Structured figure records:
_ _ _

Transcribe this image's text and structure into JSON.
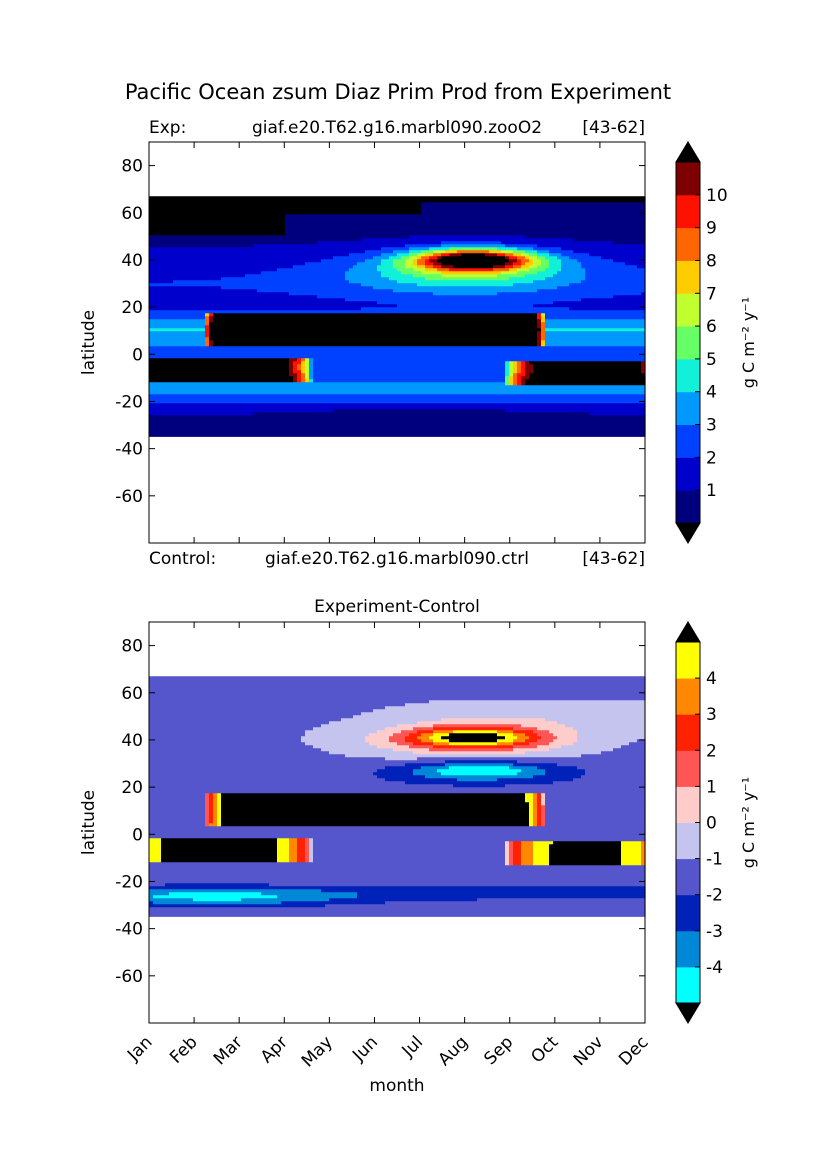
{
  "page_title": "Pacific Ocean zsum Diaz Prim Prod from Experiment",
  "chart_data": [
    {
      "type": "heatmap",
      "subtitle_left": "Exp:",
      "subtitle_center": "giaf.e20.T62.g16.marbl090.zooO2",
      "subtitle_right": "[43-62]",
      "bottom_left": "Control:",
      "bottom_center": "giaf.e20.T62.g16.marbl090.ctrl",
      "bottom_right": "[43-62]",
      "xlabel": "",
      "ylabel": "latitude",
      "x": [
        "Jan",
        "Feb",
        "Mar",
        "Apr",
        "May",
        "Jun",
        "Jul",
        "Aug",
        "Sep",
        "Oct",
        "Nov",
        "Dec"
      ],
      "y_ticks": [
        80,
        60,
        40,
        20,
        0,
        -20,
        -40,
        -60
      ],
      "ylim": [
        -80,
        90
      ],
      "data_lat_range": [
        -34,
        67
      ],
      "colorbar": {
        "label": "g C m⁻² y⁻¹",
        "levels": [
          0,
          1,
          2,
          3,
          4,
          5,
          6,
          7,
          8,
          9,
          10,
          11
        ],
        "tick_labels": [
          "1",
          "2",
          "3",
          "4",
          "5",
          "6",
          "7",
          "8",
          "9",
          "10"
        ],
        "colors": [
          "#00007f",
          "#0000cc",
          "#0040ff",
          "#0099ff",
          "#11f0d8",
          "#66ff66",
          "#c0ff30",
          "#ffcc00",
          "#ff6600",
          "#ff1100",
          "#7f0000"
        ],
        "under_color": "#000000",
        "over_color": "#000000"
      },
      "features": [
        {
          "name": "no data north",
          "month_start": 0,
          "month_end": 11,
          "lat_min": 50,
          "lat_max": 67,
          "value": -1
        },
        {
          "name": "north subtropical maximum",
          "month_start": 6.5,
          "month_end": 8.5,
          "lat_min": 36,
          "lat_max": 46,
          "value": 11
        },
        {
          "name": "equatorial north band",
          "month_start": 1.5,
          "month_end": 8.5,
          "lat_min": 3,
          "lat_max": 18,
          "value": -1
        },
        {
          "name": "equatorial south band early",
          "month_start": 0,
          "month_end": 3.5,
          "lat_min": -12,
          "lat_max": -2,
          "value": -1
        },
        {
          "name": "equatorial south band late",
          "month_start": 8.0,
          "month_end": 11,
          "lat_min": -13,
          "lat_max": -3,
          "value": -1
        }
      ]
    },
    {
      "type": "heatmap",
      "title": "Experiment-Control",
      "xlabel": "month",
      "ylabel": "latitude",
      "x": [
        "Jan",
        "Feb",
        "Mar",
        "Apr",
        "May",
        "Jun",
        "Jul",
        "Aug",
        "Sep",
        "Oct",
        "Nov",
        "Dec"
      ],
      "y_ticks": [
        80,
        60,
        40,
        20,
        0,
        -20,
        -40,
        -60
      ],
      "ylim": [
        -80,
        90
      ],
      "data_lat_range": [
        -34,
        67
      ],
      "colorbar": {
        "label": "g C m⁻² y⁻¹",
        "levels": [
          -5,
          -4,
          -3,
          -2,
          -1,
          0,
          1,
          2,
          3,
          4,
          5
        ],
        "tick_labels": [
          "-4",
          "-3",
          "-2",
          "-1",
          "0",
          "1",
          "2",
          "3",
          "4"
        ],
        "colors": [
          "#00ffff",
          "#0088d8",
          "#0022b8",
          "#5555cc",
          "#c4c4ee",
          "#ffcccc",
          "#ff5555",
          "#ff2200",
          "#ff8800",
          "#ffff00"
        ],
        "under_color": "#000000",
        "over_color": "#000000"
      },
      "features": [
        {
          "name": "north positive anomaly",
          "month_start": 6.2,
          "month_end": 8.2,
          "lat_min": 37,
          "lat_max": 45,
          "value": 5
        },
        {
          "name": "north negative anomaly",
          "month_start": 6.0,
          "month_end": 9.0,
          "lat_min": 22,
          "lat_max": 30,
          "value": -4.5
        },
        {
          "name": "equatorial north band",
          "month_start": 1.5,
          "month_end": 8.5,
          "lat_min": 3,
          "lat_max": 18,
          "value": 5
        },
        {
          "name": "equatorial south band early",
          "month_start": 0,
          "month_end": 3.5,
          "lat_min": -12,
          "lat_max": -2,
          "value": 5
        },
        {
          "name": "equatorial south band late",
          "month_start": 8.0,
          "month_end": 11,
          "lat_min": -13,
          "lat_max": -3,
          "value": 5
        }
      ]
    }
  ]
}
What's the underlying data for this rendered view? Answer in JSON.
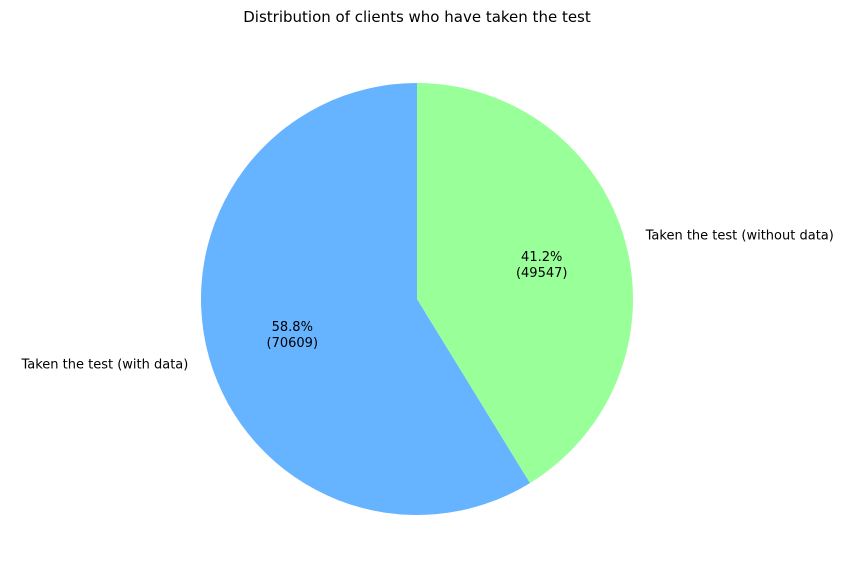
{
  "chart_data": {
    "type": "pie",
    "title": "Distribution of clients who have taken the test",
    "start_angle_deg": 90,
    "direction": "counterclockwise",
    "slices": [
      {
        "label": "Taken the test (with data)",
        "value": 70609,
        "percent_text": "58.8%",
        "value_text": "(70609)",
        "color": "#66b3ff"
      },
      {
        "label": "Taken the test (without data)",
        "value": 49547,
        "percent_text": "41.2%",
        "value_text": "(49547)",
        "color": "#99ff99"
      }
    ]
  }
}
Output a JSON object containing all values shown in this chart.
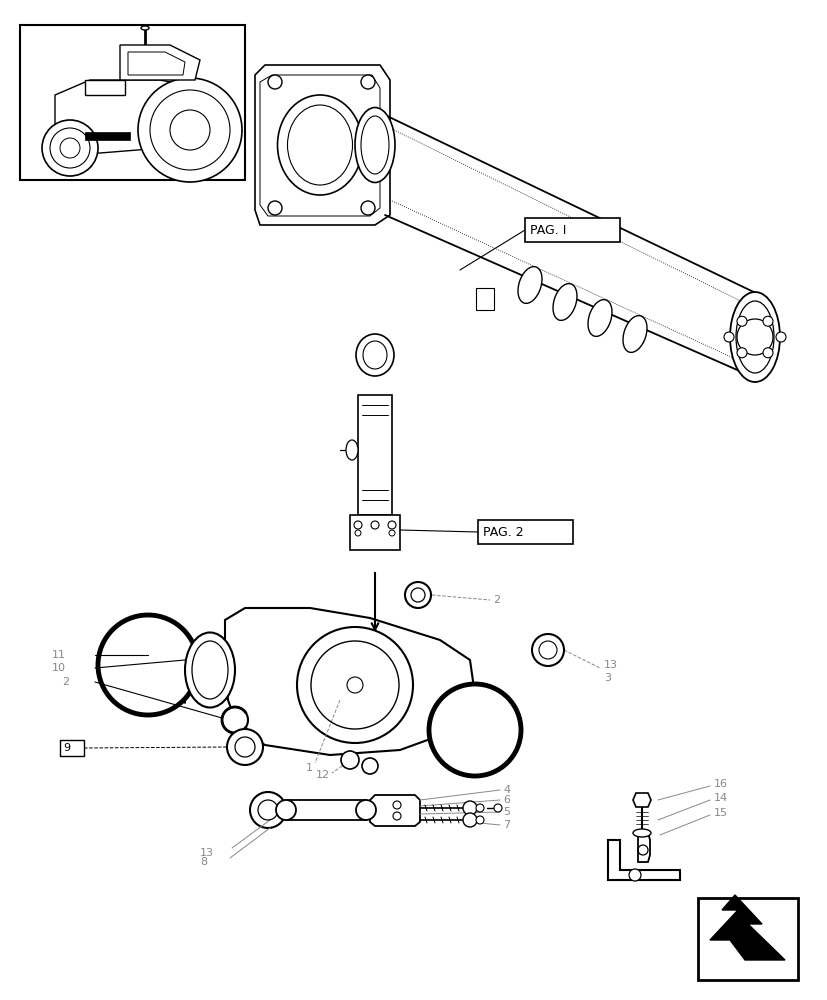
{
  "bg_color": "#ffffff",
  "line_color": "#000000",
  "gray_color": "#888888",
  "light_color": "#bbbbbb",
  "page_width": 8.28,
  "page_height": 10.0,
  "pag1": "PAG. I",
  "pag2": "PAG. 2"
}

_ _ _

Request ::
Exactly the lines from the one with "Output a JSON" through the end of the records should be written out, and only those. Pictures do not belong in the copy.

Solution to this problem ::
Output a JSON object containing all values shown in this chart.
{
  "bg_color": "#ffffff",
  "line_color": "#000000",
  "gray_color": "#888888",
  "light_color": "#bbbbbb",
  "page_width": 8.28,
  "page_height": 10.0,
  "pag1": "PAG. I",
  "pag2": "PAG. 2"
}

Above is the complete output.